__WRITTEN TASK__
Pick every line from the data that holds the word "source".
——————————
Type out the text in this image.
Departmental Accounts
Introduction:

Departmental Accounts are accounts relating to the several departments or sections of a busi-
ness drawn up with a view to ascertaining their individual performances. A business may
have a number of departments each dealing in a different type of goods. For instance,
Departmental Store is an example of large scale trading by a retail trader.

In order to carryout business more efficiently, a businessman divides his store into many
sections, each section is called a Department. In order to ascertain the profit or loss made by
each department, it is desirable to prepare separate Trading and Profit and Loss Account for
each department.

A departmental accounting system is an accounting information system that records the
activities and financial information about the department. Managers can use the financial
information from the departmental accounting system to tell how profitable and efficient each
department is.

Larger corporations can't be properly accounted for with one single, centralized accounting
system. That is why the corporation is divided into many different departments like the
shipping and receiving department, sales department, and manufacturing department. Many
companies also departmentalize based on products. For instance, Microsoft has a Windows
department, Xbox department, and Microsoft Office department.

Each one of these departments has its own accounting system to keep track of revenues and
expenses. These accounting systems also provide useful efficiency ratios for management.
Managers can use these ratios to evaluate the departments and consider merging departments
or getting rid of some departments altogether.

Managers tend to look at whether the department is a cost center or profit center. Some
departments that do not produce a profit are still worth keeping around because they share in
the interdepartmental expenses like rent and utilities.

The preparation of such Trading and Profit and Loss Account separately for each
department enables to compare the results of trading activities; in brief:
——————————
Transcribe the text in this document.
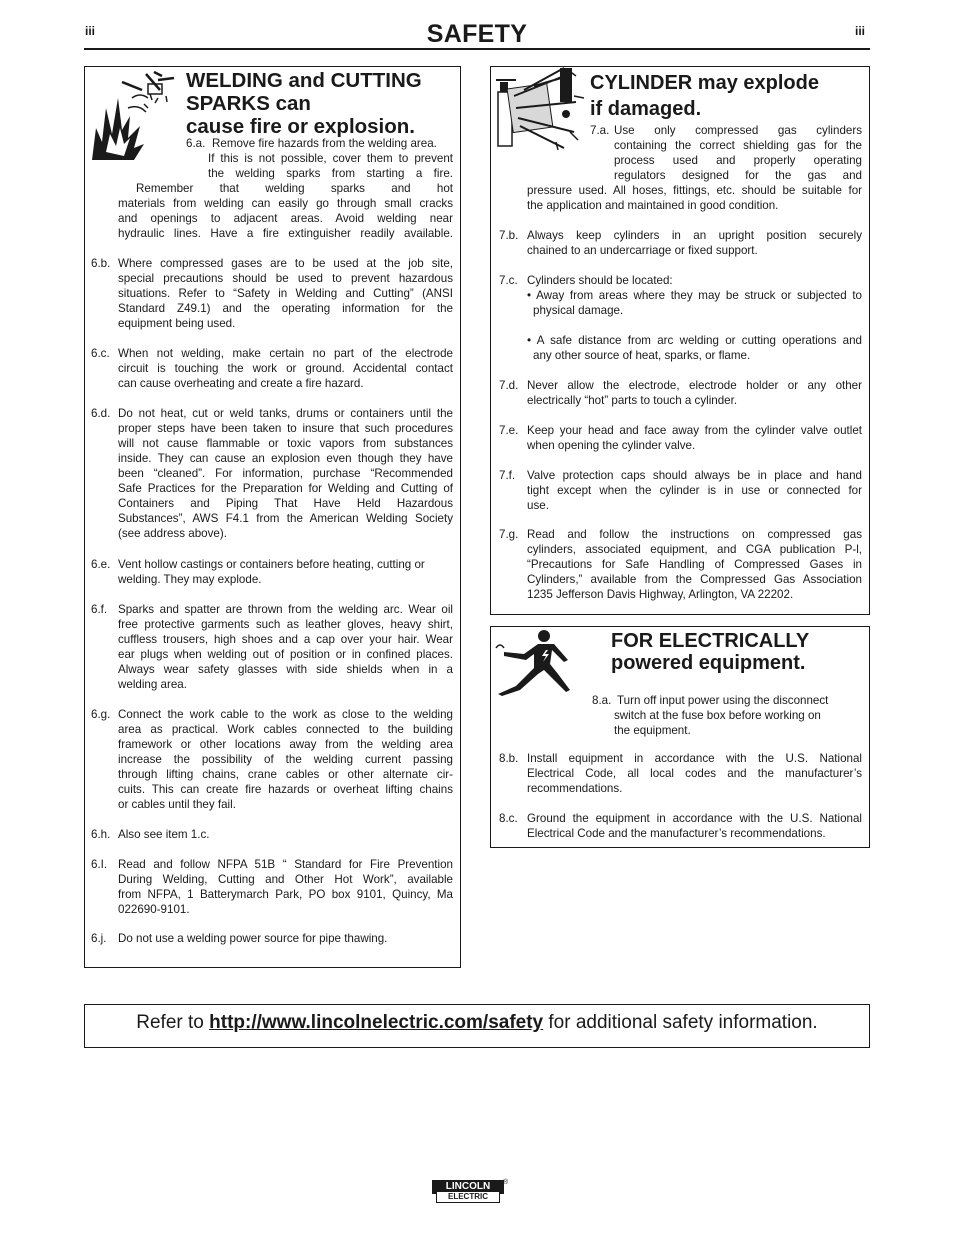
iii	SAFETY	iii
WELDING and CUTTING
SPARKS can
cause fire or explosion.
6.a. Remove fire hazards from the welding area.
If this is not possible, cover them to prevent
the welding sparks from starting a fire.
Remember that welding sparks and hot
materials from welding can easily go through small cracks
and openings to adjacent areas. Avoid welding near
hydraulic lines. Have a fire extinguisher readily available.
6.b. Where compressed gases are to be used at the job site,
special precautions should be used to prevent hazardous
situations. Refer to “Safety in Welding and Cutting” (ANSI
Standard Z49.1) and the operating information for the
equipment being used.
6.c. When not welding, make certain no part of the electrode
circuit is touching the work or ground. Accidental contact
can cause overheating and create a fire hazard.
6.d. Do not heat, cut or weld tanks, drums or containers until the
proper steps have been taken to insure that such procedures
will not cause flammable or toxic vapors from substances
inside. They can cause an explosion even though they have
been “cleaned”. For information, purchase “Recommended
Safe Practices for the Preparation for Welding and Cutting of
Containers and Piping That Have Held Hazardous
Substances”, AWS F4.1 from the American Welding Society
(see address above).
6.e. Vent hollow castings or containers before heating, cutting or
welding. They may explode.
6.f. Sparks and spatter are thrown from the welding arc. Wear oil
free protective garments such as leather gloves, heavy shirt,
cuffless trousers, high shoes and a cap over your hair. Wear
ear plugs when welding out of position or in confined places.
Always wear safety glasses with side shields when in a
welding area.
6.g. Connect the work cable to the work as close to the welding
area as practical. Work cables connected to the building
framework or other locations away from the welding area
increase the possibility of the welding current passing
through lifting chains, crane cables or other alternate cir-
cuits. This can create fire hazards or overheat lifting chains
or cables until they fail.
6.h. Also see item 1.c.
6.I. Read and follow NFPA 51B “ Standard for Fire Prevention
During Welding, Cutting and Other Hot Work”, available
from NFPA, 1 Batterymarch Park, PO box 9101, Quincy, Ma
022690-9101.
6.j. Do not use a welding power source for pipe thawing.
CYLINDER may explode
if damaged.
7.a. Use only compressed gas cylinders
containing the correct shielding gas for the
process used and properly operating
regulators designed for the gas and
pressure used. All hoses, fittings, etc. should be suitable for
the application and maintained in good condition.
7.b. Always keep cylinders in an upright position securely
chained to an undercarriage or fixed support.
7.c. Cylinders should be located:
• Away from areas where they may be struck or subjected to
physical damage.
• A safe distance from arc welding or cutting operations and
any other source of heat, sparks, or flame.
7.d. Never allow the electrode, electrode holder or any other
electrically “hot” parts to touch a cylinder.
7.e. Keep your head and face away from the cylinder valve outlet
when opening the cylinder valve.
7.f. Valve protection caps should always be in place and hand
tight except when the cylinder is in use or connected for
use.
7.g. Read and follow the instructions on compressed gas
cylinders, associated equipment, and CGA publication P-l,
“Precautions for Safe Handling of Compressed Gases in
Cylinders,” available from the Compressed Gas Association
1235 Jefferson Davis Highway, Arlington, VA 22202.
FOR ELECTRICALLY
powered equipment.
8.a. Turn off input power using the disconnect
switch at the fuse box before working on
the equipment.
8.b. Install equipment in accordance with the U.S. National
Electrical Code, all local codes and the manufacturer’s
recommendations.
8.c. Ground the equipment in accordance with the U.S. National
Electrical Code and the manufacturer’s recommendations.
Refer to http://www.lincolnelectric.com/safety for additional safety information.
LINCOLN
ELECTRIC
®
——————————
__EXERCISE SOLUTION__
6.j. Do not use a welding power source for pipe thawing.
any other source of heat, sparks, or flame.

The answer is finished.